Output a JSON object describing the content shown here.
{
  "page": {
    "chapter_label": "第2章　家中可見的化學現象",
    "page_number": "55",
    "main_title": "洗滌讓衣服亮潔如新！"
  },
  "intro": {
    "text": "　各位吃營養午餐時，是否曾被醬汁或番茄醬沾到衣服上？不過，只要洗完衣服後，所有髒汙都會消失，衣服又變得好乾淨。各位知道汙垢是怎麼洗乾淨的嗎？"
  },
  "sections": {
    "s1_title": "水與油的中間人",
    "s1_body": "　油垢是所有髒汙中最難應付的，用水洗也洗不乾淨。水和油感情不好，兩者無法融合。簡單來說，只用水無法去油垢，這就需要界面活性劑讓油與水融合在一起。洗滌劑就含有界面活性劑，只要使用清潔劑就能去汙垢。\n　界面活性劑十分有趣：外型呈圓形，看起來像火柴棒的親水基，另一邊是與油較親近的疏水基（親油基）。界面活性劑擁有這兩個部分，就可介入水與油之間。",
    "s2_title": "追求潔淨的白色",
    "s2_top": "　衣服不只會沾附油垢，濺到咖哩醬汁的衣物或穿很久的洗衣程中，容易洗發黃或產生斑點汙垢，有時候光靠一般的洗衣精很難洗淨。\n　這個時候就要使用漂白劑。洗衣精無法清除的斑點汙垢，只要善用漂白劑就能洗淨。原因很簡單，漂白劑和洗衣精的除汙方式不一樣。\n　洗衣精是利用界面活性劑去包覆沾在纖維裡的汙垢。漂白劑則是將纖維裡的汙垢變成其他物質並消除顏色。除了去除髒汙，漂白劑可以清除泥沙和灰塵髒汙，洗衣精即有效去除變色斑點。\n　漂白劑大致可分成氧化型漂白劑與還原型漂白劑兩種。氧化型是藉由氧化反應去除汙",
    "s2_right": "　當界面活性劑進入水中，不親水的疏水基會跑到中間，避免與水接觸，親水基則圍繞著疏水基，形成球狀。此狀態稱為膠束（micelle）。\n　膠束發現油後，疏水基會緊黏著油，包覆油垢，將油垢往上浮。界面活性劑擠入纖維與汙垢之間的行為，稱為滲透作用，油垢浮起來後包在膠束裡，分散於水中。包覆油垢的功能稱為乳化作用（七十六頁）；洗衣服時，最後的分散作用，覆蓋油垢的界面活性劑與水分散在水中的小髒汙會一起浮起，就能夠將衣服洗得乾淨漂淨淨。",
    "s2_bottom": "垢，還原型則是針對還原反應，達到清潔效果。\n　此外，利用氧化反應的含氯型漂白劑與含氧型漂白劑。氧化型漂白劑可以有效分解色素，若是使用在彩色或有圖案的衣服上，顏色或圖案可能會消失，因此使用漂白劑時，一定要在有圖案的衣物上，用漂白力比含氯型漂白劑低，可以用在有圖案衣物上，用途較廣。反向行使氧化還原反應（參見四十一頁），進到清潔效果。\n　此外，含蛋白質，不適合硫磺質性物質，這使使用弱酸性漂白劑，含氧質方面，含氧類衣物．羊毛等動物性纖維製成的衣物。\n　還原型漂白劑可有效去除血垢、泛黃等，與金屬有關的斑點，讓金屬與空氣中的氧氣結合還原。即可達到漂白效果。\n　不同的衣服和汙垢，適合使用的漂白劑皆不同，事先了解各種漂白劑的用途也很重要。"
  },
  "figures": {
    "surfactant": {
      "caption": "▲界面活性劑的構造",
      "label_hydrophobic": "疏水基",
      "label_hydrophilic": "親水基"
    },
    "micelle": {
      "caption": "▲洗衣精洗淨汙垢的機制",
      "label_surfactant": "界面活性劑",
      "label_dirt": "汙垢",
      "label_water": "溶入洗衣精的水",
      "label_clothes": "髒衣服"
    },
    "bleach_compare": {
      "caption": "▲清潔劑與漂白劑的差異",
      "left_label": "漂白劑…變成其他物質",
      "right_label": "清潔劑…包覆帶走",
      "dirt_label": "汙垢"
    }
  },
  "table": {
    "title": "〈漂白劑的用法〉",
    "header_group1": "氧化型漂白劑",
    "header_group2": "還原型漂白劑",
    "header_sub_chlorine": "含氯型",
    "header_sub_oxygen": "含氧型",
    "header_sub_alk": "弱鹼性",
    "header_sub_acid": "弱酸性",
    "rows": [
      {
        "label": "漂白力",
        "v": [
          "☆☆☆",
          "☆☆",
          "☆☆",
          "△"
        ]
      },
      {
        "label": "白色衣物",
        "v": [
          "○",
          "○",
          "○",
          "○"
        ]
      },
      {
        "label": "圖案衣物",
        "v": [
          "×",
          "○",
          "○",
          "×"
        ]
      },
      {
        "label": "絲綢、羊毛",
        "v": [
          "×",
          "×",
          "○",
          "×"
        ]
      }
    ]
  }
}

### TASK TO CARRY OUT
Look through the entries above and list every line containing "micelle".

### RESULT FOR THIS TASK
    "s2_right": "　當界面活性劑進入水中，不親水的疏水基會跑到中間，避免與水接觸，親水基則圍繞著疏水基，形成球狀。此狀態稱為膠束（micelle）。\n　膠束發現油後，疏水基會緊黏著油，包覆油垢，將油垢往上浮。界面活性劑擠入纖維與汙垢之間的行為，稱為滲透作用，油垢浮起來後包在膠束裡，分散於水中。包覆油垢的功能稱為乳化作用（七十六頁）；洗衣服時，最後的分散作用，覆蓋油垢的界面活性劑與水分散在水中的小髒汙會一起浮起，就能夠將衣服洗得乾淨漂淨淨。",
    "micelle": {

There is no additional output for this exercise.